» Your instructions:
Go through the entries below, tally each line with the string "What", and give the final number by itself.
——————
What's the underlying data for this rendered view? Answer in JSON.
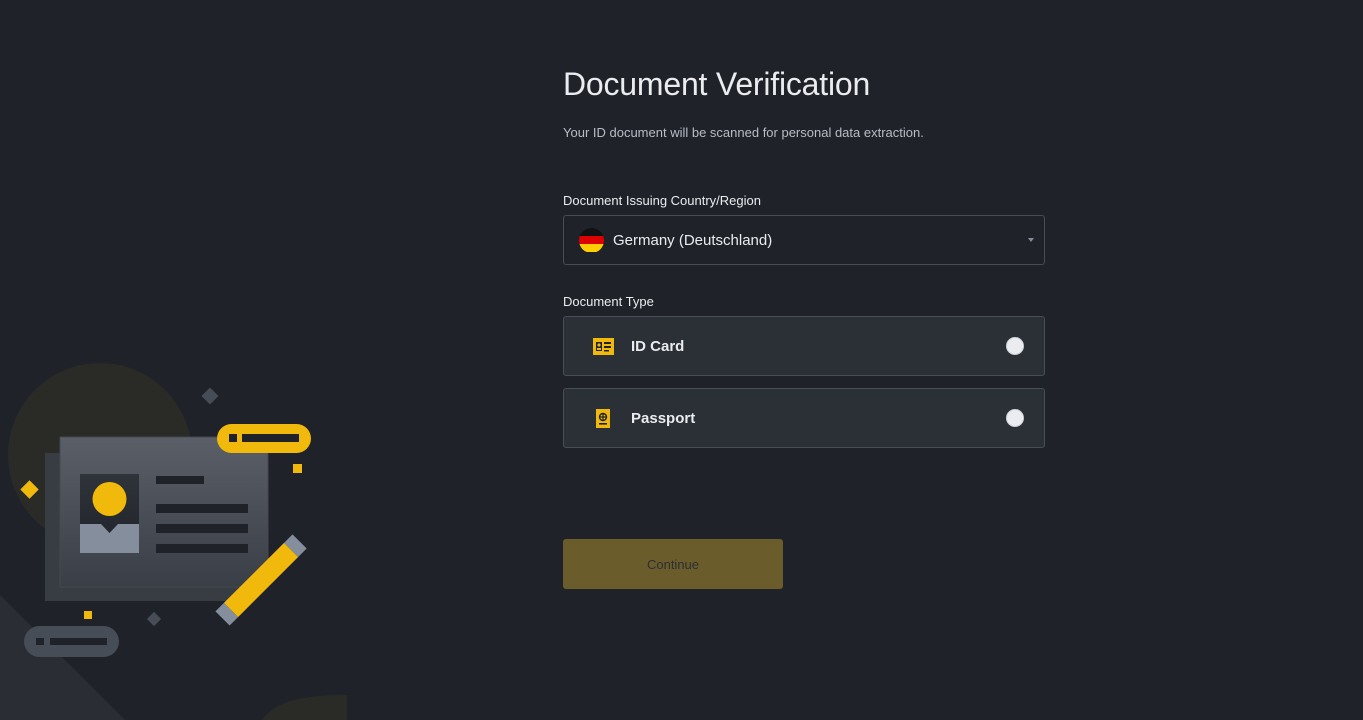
{
  "page": {
    "title": "Document Verification",
    "subtitle": "Your ID document will be scanned for personal data extraction."
  },
  "country": {
    "label": "Document Issuing Country/Region",
    "selected": "Germany (Deutschland)",
    "flag_icon": "germany-flag-icon"
  },
  "document_type": {
    "label": "Document Type",
    "options": [
      {
        "label": "ID Card",
        "icon": "id-card-icon",
        "selected": false
      },
      {
        "label": "Passport",
        "icon": "passport-icon",
        "selected": false
      }
    ]
  },
  "actions": {
    "continue_label": "Continue",
    "continue_enabled": false
  },
  "colors": {
    "background": "#1f2229",
    "panel": "#2b2f36",
    "border": "#474d57",
    "accent": "#f0b90b",
    "button_disabled": "#6b5d2b"
  }
}
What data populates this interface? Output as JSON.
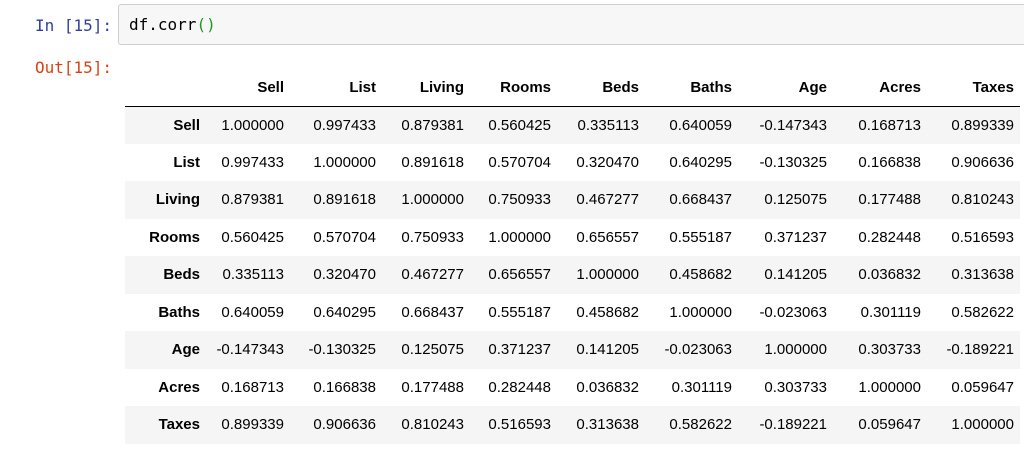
{
  "cell": {
    "in_prompt": "In [15]:",
    "code_text": "df.corr",
    "open_paren": "(",
    "close_paren": ")",
    "out_prompt": "Out[15]:"
  },
  "table": {
    "columns": [
      "Sell",
      "List",
      "Living",
      "Rooms",
      "Beds",
      "Baths",
      "Age",
      "Acres",
      "Taxes"
    ],
    "rows": [
      {
        "label": "Sell",
        "values": [
          "1.000000",
          "0.997433",
          "0.879381",
          "0.560425",
          "0.335113",
          "0.640059",
          "-0.147343",
          "0.168713",
          "0.899339"
        ]
      },
      {
        "label": "List",
        "values": [
          "0.997433",
          "1.000000",
          "0.891618",
          "0.570704",
          "0.320470",
          "0.640295",
          "-0.130325",
          "0.166838",
          "0.906636"
        ]
      },
      {
        "label": "Living",
        "values": [
          "0.879381",
          "0.891618",
          "1.000000",
          "0.750933",
          "0.467277",
          "0.668437",
          "0.125075",
          "0.177488",
          "0.810243"
        ]
      },
      {
        "label": "Rooms",
        "values": [
          "0.560425",
          "0.570704",
          "0.750933",
          "1.000000",
          "0.656557",
          "0.555187",
          "0.371237",
          "0.282448",
          "0.516593"
        ]
      },
      {
        "label": "Beds",
        "values": [
          "0.335113",
          "0.320470",
          "0.467277",
          "0.656557",
          "1.000000",
          "0.458682",
          "0.141205",
          "0.036832",
          "0.313638"
        ]
      },
      {
        "label": "Baths",
        "values": [
          "0.640059",
          "0.640295",
          "0.668437",
          "0.555187",
          "0.458682",
          "1.000000",
          "-0.023063",
          "0.301119",
          "0.582622"
        ]
      },
      {
        "label": "Age",
        "values": [
          "-0.147343",
          "-0.130325",
          "0.125075",
          "0.371237",
          "0.141205",
          "-0.023063",
          "1.000000",
          "0.303733",
          "-0.189221"
        ]
      },
      {
        "label": "Acres",
        "values": [
          "0.168713",
          "0.166838",
          "0.177488",
          "0.282448",
          "0.036832",
          "0.301119",
          "0.303733",
          "1.000000",
          "0.059647"
        ]
      },
      {
        "label": "Taxes",
        "values": [
          "0.899339",
          "0.906636",
          "0.810243",
          "0.516593",
          "0.313638",
          "0.582622",
          "-0.189221",
          "0.059647",
          "1.000000"
        ]
      }
    ]
  },
  "colors": {
    "in_prompt": "#303f9f",
    "out_prompt": "#d84315",
    "paren": "#1e9b1e",
    "input_bg": "#f7f7f7",
    "stripe_bg": "#f5f5f5"
  }
}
——————
» Result of the task:
2